Stated goal: Once the pictures are set aside, transcribe the remaining data exactly.

[Figure content listings]
^^^^^^^^

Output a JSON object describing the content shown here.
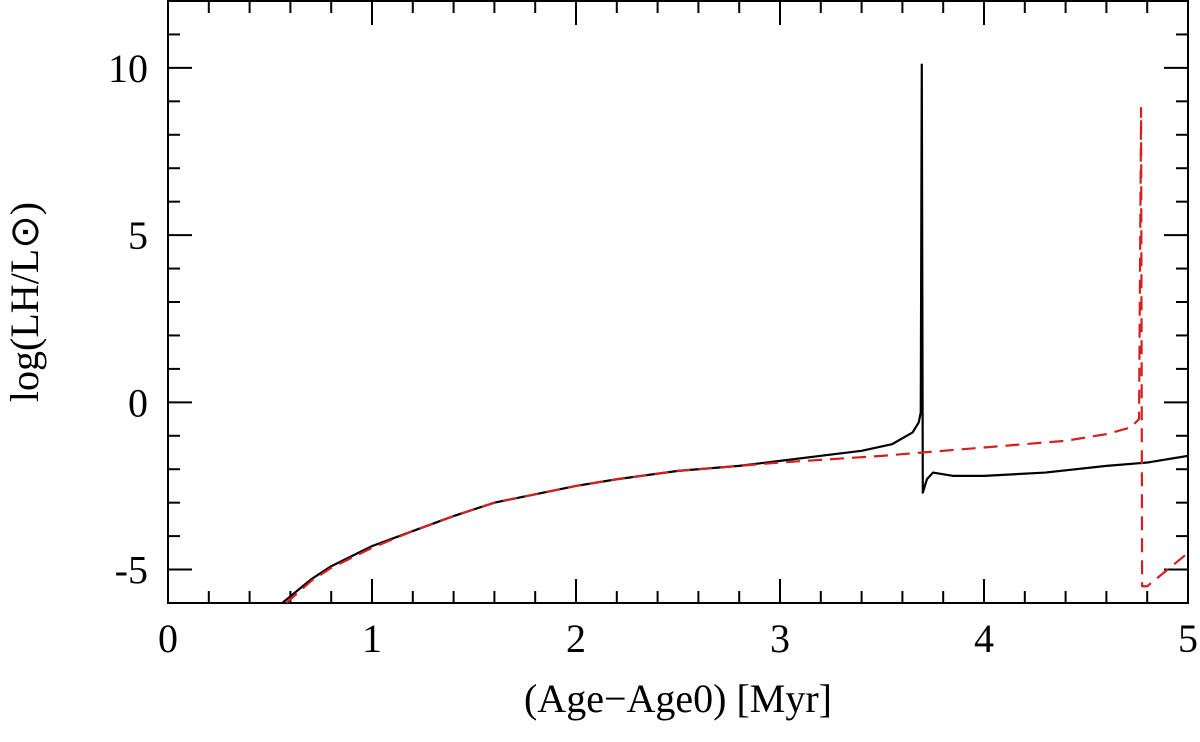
{
  "chart_data": {
    "type": "line",
    "xlabel": "(Age−Age0) [Myr]",
    "ylabel": "log(LH/L⊙)",
    "xlim": [
      0,
      5
    ],
    "ylim": [
      -6,
      12
    ],
    "xticks": [
      0,
      1,
      2,
      3,
      4,
      5
    ],
    "yticks": [
      -5,
      0,
      5,
      10
    ],
    "series": [
      {
        "color": "#000000",
        "dash": false,
        "x": [
          0.56,
          0.7,
          0.8,
          1.0,
          1.2,
          1.4,
          1.6,
          1.8,
          2.0,
          2.2,
          2.5,
          2.8,
          3.0,
          3.2,
          3.4,
          3.55,
          3.65,
          3.68,
          3.69,
          3.695,
          3.7,
          3.72,
          3.75,
          3.85,
          4.0,
          4.3,
          4.6,
          4.8,
          5.0
        ],
        "values": [
          -6,
          -5.3,
          -4.9,
          -4.3,
          -3.85,
          -3.4,
          -3.0,
          -2.75,
          -2.5,
          -2.3,
          -2.05,
          -1.9,
          -1.75,
          -1.6,
          -1.45,
          -1.25,
          -0.9,
          -0.6,
          -0.3,
          10.1,
          -2.7,
          -2.3,
          -2.1,
          -2.2,
          -2.2,
          -2.1,
          -1.9,
          -1.8,
          -1.6
        ]
      },
      {
        "color": "#d42020",
        "dash": true,
        "x": [
          0.58,
          0.7,
          0.8,
          1.0,
          1.2,
          1.4,
          1.6,
          1.8,
          2.0,
          2.2,
          2.5,
          3.0,
          3.5,
          4.0,
          4.4,
          4.6,
          4.72,
          4.76,
          4.77,
          4.775,
          4.8,
          5.0
        ],
        "values": [
          -6,
          -5.35,
          -4.95,
          -4.35,
          -3.85,
          -3.4,
          -3.0,
          -2.75,
          -2.5,
          -2.3,
          -2.05,
          -1.8,
          -1.6,
          -1.35,
          -1.15,
          -0.95,
          -0.75,
          -0.5,
          8.8,
          -5.5,
          -5.5,
          -4.5
        ]
      }
    ]
  }
}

^^^^^^^^

Solved problem:
Output a JSON object describing the content shown here.
{
  "chart_data": {
    "type": "line",
    "xlabel": "(Age−Age0) [Myr]",
    "ylabel": "log(LH/L⊙)",
    "xlim": [
      0,
      5
    ],
    "ylim": [
      -6,
      12
    ],
    "xticks": [
      0,
      1,
      2,
      3,
      4,
      5
    ],
    "yticks": [
      -5,
      0,
      5,
      10
    ],
    "series": [
      {
        "color": "#000000",
        "dash": false,
        "x": [
          0.56,
          0.7,
          0.8,
          1.0,
          1.2,
          1.4,
          1.6,
          1.8,
          2.0,
          2.2,
          2.5,
          2.8,
          3.0,
          3.2,
          3.4,
          3.55,
          3.65,
          3.68,
          3.69,
          3.695,
          3.7,
          3.72,
          3.75,
          3.85,
          4.0,
          4.3,
          4.6,
          4.8,
          5.0
        ],
        "values": [
          -6,
          -5.3,
          -4.9,
          -4.3,
          -3.85,
          -3.4,
          -3.0,
          -2.75,
          -2.5,
          -2.3,
          -2.05,
          -1.9,
          -1.75,
          -1.6,
          -1.45,
          -1.25,
          -0.9,
          -0.6,
          -0.3,
          10.1,
          -2.7,
          -2.3,
          -2.1,
          -2.2,
          -2.2,
          -2.1,
          -1.9,
          -1.8,
          -1.6
        ]
      },
      {
        "color": "#d42020",
        "dash": true,
        "x": [
          0.58,
          0.7,
          0.8,
          1.0,
          1.2,
          1.4,
          1.6,
          1.8,
          2.0,
          2.2,
          2.5,
          3.0,
          3.5,
          4.0,
          4.4,
          4.6,
          4.72,
          4.76,
          4.77,
          4.775,
          4.8,
          5.0
        ],
        "values": [
          -6,
          -5.35,
          -4.95,
          -4.35,
          -3.85,
          -3.4,
          -3.0,
          -2.75,
          -2.5,
          -2.3,
          -2.05,
          -1.8,
          -1.6,
          -1.35,
          -1.15,
          -0.95,
          -0.75,
          -0.5,
          8.8,
          -5.5,
          -5.5,
          -4.5
        ]
      }
    ]
  }
}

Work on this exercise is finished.